Search the material below for the word "Greater" and copy every line in which it occurs.

>> start

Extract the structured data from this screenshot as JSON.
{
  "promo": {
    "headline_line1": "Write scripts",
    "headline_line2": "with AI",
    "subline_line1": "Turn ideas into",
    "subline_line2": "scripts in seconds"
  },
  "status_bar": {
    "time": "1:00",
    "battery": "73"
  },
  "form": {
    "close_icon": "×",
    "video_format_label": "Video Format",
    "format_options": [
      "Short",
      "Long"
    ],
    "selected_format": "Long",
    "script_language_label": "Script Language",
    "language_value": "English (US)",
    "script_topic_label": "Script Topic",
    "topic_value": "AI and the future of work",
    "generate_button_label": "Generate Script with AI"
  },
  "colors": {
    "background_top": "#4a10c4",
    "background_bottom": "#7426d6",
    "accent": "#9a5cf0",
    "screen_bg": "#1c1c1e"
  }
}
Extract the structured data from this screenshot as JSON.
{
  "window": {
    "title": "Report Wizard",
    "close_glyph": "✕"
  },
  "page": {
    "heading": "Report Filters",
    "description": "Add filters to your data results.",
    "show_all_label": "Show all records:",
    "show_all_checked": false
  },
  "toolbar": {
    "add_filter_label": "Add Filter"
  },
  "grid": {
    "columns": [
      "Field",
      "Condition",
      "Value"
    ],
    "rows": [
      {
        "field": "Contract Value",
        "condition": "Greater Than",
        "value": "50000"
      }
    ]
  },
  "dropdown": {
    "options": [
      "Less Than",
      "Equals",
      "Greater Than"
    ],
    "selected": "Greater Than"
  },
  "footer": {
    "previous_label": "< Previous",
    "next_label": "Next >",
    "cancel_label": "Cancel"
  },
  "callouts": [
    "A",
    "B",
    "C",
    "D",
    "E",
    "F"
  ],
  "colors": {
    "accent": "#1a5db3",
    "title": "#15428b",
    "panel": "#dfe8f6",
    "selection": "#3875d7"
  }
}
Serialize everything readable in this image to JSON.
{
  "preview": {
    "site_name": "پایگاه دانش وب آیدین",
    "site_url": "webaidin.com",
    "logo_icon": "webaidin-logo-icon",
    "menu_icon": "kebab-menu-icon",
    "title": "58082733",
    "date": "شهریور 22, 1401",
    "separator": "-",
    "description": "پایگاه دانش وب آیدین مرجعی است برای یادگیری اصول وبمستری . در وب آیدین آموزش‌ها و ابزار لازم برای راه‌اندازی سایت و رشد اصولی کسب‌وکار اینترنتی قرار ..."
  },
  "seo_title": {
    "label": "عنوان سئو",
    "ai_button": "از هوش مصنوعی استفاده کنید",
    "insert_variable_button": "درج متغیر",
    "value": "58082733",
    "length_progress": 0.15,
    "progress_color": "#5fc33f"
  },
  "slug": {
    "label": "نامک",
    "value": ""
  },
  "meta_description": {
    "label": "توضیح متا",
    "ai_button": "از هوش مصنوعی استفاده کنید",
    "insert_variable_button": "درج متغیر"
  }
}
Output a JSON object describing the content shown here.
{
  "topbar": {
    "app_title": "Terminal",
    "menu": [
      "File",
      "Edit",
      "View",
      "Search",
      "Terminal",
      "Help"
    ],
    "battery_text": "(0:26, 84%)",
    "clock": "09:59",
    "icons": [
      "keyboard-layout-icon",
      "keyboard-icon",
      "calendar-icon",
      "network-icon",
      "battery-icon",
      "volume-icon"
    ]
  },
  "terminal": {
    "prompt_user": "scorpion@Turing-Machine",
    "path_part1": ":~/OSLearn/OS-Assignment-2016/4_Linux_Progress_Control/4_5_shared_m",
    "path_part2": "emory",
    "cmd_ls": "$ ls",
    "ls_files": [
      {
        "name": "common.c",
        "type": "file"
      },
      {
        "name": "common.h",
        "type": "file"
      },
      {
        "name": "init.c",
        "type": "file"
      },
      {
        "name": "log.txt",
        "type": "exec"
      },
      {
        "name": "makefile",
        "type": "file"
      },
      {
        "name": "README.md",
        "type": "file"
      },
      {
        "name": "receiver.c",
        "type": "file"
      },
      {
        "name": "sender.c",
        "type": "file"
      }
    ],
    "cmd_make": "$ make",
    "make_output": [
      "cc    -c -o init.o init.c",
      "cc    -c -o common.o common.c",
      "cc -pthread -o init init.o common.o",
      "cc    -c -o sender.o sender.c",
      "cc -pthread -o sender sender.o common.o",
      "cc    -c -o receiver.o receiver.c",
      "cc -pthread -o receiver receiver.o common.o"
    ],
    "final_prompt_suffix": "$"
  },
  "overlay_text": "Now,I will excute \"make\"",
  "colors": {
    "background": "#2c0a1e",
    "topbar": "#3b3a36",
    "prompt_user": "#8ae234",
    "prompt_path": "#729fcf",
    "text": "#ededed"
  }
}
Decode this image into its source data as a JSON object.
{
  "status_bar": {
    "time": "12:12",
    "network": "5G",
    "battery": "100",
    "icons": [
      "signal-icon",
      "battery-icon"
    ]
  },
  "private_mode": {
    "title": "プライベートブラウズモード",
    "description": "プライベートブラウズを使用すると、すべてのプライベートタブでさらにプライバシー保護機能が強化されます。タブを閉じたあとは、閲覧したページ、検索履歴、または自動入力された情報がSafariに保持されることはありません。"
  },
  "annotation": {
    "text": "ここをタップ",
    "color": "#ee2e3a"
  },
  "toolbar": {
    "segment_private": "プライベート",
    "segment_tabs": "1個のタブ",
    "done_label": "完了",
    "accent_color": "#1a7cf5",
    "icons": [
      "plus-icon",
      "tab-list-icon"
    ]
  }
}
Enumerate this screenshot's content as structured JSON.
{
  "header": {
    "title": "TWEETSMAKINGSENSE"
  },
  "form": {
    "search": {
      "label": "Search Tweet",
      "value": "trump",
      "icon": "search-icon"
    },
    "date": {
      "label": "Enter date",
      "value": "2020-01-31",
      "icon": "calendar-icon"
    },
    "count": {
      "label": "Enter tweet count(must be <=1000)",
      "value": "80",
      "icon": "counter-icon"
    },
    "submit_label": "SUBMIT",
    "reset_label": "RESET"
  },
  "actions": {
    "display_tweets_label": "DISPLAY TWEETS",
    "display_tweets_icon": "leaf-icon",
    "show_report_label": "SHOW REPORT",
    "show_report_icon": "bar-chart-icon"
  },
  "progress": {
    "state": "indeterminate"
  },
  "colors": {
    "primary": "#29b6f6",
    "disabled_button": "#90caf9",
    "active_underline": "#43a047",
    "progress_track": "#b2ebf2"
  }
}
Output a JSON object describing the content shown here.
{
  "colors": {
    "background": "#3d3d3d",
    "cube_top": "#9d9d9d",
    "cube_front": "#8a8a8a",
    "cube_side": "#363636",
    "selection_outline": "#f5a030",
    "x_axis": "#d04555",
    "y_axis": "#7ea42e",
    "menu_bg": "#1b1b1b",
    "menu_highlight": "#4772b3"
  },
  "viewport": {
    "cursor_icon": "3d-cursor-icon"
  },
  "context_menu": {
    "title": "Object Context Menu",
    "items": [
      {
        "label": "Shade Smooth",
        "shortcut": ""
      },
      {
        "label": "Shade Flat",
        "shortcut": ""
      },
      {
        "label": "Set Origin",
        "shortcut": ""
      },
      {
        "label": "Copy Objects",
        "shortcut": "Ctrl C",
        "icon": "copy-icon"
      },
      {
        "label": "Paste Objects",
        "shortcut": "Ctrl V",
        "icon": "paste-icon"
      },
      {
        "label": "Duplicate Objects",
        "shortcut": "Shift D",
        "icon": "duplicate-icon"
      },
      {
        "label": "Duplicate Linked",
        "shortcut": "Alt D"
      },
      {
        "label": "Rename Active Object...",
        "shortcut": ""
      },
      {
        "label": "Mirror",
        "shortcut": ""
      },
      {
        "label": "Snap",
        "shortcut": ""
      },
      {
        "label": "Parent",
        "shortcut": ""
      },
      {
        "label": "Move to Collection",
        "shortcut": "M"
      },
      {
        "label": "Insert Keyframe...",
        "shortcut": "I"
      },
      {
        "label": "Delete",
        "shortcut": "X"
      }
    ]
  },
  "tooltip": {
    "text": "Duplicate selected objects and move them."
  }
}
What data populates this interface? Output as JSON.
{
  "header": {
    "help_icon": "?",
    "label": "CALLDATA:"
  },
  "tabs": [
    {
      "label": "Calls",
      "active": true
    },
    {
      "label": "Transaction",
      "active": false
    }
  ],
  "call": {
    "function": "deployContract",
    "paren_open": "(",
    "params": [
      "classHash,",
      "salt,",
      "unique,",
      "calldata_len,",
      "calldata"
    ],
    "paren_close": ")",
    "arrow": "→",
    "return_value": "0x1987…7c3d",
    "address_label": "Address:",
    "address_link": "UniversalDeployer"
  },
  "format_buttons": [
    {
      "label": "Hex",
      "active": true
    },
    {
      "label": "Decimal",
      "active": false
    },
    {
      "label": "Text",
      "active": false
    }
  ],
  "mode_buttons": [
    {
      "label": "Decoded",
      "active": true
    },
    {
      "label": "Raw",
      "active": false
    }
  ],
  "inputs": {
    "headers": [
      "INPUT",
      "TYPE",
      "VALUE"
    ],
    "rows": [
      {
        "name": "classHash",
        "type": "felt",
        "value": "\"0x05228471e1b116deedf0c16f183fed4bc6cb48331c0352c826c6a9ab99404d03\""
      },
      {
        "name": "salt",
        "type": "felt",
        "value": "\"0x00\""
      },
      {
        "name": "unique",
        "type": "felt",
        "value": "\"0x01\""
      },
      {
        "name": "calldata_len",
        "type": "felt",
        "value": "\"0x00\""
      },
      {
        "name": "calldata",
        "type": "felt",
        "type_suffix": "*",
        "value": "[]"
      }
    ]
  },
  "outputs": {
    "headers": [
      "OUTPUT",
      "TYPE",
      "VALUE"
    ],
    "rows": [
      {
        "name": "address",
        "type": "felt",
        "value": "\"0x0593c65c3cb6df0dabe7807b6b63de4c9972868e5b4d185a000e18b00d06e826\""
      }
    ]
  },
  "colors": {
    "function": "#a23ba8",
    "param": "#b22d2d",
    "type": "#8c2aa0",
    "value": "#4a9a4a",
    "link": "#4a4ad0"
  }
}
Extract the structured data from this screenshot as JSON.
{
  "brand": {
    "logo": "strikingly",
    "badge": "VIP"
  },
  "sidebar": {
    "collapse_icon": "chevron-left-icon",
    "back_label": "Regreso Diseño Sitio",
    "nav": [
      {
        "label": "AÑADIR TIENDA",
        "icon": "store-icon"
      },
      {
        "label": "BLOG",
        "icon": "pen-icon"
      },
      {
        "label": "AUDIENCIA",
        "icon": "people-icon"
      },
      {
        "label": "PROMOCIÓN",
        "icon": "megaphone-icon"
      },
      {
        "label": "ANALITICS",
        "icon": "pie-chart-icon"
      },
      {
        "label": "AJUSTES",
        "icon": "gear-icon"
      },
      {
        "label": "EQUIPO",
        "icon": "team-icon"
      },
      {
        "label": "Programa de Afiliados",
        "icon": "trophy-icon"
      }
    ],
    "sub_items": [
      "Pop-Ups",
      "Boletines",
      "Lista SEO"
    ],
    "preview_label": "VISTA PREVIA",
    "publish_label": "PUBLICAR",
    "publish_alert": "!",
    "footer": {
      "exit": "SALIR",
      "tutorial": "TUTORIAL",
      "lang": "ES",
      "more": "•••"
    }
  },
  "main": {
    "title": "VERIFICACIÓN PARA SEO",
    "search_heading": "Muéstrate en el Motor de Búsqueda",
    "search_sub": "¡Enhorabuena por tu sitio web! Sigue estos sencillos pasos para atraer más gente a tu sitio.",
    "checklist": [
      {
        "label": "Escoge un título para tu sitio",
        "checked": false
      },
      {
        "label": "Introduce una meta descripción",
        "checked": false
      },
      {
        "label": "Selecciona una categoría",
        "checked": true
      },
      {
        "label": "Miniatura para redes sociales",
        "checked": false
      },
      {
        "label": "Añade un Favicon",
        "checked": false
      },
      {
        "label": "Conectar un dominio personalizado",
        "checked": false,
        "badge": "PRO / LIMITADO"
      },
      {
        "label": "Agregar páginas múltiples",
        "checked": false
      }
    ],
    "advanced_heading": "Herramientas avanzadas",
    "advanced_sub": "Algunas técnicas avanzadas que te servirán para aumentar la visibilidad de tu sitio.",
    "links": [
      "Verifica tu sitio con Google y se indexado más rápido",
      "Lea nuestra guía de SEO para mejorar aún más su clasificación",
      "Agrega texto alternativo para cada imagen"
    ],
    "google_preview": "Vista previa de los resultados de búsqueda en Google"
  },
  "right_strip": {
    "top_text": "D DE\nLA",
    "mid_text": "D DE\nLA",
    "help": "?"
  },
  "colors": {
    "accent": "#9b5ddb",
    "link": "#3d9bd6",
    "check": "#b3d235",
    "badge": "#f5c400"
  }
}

>> end

*The output*
        "condition": "Greater Than",
      "Greater Than"
    "selected": "Greater Than"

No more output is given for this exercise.